__Problem statement__
State how many lines in the listing below include the word "abstract", and add nothing besides the number.

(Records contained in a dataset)
§
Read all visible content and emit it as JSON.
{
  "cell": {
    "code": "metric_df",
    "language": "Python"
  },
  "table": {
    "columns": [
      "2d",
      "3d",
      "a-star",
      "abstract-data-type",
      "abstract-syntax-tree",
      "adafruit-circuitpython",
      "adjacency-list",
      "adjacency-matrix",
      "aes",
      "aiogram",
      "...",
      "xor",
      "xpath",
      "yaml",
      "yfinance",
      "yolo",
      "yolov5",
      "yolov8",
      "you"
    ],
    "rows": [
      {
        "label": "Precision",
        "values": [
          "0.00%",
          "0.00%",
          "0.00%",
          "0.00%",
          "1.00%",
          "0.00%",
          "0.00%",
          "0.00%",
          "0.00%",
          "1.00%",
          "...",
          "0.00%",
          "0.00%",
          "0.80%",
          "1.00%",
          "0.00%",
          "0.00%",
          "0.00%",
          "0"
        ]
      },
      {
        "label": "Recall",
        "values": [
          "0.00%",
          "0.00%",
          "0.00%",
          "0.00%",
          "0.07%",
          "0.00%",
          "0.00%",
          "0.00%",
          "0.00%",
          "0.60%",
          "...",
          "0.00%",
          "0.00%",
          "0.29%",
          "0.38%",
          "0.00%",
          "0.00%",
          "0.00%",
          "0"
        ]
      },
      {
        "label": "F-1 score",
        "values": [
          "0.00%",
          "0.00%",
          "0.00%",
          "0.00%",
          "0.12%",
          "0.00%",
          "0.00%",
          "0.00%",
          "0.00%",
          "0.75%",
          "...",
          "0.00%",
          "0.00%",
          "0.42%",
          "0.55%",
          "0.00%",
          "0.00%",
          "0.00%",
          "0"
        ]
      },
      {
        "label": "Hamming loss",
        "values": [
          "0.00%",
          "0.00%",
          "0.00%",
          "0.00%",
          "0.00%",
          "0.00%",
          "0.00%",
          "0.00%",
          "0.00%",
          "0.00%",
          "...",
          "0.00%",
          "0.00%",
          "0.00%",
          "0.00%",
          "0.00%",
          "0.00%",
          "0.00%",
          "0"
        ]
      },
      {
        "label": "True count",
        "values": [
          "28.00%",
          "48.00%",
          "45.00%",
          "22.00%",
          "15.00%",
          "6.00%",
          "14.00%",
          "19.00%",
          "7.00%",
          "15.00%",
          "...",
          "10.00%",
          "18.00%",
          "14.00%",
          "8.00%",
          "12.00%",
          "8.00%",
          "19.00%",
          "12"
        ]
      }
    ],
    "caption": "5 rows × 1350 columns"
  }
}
§
__Response to the task__
2